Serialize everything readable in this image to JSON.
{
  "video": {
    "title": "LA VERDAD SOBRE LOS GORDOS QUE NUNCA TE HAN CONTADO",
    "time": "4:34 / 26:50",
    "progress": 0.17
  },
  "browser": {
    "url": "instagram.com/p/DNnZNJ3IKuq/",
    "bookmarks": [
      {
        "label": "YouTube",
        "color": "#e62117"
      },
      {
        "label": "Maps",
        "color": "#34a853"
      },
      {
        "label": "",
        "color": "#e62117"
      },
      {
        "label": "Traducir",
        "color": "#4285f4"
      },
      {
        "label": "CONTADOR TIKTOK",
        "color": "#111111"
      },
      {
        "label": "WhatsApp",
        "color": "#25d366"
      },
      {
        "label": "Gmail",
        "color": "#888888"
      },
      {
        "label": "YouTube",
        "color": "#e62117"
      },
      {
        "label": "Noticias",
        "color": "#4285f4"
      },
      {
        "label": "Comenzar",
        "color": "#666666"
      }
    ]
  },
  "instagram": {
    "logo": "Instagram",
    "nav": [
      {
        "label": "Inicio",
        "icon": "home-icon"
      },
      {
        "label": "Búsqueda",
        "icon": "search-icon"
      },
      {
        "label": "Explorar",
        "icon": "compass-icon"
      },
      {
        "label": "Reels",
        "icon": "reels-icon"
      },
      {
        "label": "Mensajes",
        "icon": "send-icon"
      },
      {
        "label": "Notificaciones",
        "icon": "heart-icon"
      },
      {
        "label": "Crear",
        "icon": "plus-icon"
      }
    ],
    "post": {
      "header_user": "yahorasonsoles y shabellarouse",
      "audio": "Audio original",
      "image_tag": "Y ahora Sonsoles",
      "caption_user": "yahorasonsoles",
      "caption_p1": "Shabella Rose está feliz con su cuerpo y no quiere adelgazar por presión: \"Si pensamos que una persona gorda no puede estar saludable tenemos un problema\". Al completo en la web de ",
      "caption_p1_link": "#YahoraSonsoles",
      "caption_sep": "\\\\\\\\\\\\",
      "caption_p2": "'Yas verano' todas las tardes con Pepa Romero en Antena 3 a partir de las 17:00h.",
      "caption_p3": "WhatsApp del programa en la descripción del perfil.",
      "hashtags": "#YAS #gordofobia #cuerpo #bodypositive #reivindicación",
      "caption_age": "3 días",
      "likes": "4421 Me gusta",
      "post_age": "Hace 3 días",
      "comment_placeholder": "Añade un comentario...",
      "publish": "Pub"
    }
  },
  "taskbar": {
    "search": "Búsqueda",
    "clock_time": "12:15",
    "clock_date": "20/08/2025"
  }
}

### EXERCISE
Each line above is to be repeated exactly.

### REPLY
Serialize everything readable in this image to JSON.
{
  "video": {
    "title": "LA VERDAD SOBRE LOS GORDOS QUE NUNCA TE HAN CONTADO",
    "time": "4:34 / 26:50",
    "progress": 0.17
  },
  "browser": {
    "url": "instagram.com/p/DNnZNJ3IKuq/",
    "bookmarks": [
      {
        "label": "YouTube",
        "color": "#e62117"
      },
      {
        "label": "Maps",
        "color": "#34a853"
      },
      {
        "label": "",
        "color": "#e62117"
      },
      {
        "label": "Traducir",
        "color": "#4285f4"
      },
      {
        "label": "CONTADOR TIKTOK",
        "color": "#111111"
      },
      {
        "label": "WhatsApp",
        "color": "#25d366"
      },
      {
        "label": "Gmail",
        "color": "#888888"
      },
      {
        "label": "YouTube",
        "color": "#e62117"
      },
      {
        "label": "Noticias",
        "color": "#4285f4"
      },
      {
        "label": "Comenzar",
        "color": "#666666"
      }
    ]
  },
  "instagram": {
    "logo": "Instagram",
    "nav": [
      {
        "label": "Inicio",
        "icon": "home-icon"
      },
      {
        "label": "Búsqueda",
        "icon": "search-icon"
      },
      {
        "label": "Explorar",
        "icon": "compass-icon"
      },
      {
        "label": "Reels",
        "icon": "reels-icon"
      },
      {
        "label": "Mensajes",
        "icon": "send-icon"
      },
      {
        "label": "Notificaciones",
        "icon": "heart-icon"
      },
      {
        "label": "Crear",
        "icon": "plus-icon"
      }
    ],
    "post": {
      "header_user": "yahorasonsoles y shabellarouse",
      "audio": "Audio original",
      "image_tag": "Y ahora Sonsoles",
      "caption_user": "yahorasonsoles",
      "caption_p1": "Shabella Rose está feliz con su cuerpo y no quiere adelgazar por presión: \"Si pensamos que una persona gorda no puede estar saludable tenemos un problema\". Al completo en la web de ",
      "caption_p1_link": "#YahoraSonsoles",
      "caption_sep": "\\\\\\\\\\\\",
      "caption_p2": "'Yas verano' todas las tardes con Pepa Romero en Antena 3 a partir de las 17:00h.",
      "caption_p3": "WhatsApp del programa en la descripción del perfil.",
      "hashtags": "#YAS #gordofobia #cuerpo #bodypositive #reivindicación",
      "caption_age": "3 días",
      "likes": "4421 Me gusta",
      "post_age": "Hace 3 días",
      "comment_placeholder": "Añade un comentario...",
      "publish": "Pub"
    }
  },
  "taskbar": {
    "search": "Búsqueda",
    "clock_time": "12:15",
    "clock_date": "20/08/2025"
  }
}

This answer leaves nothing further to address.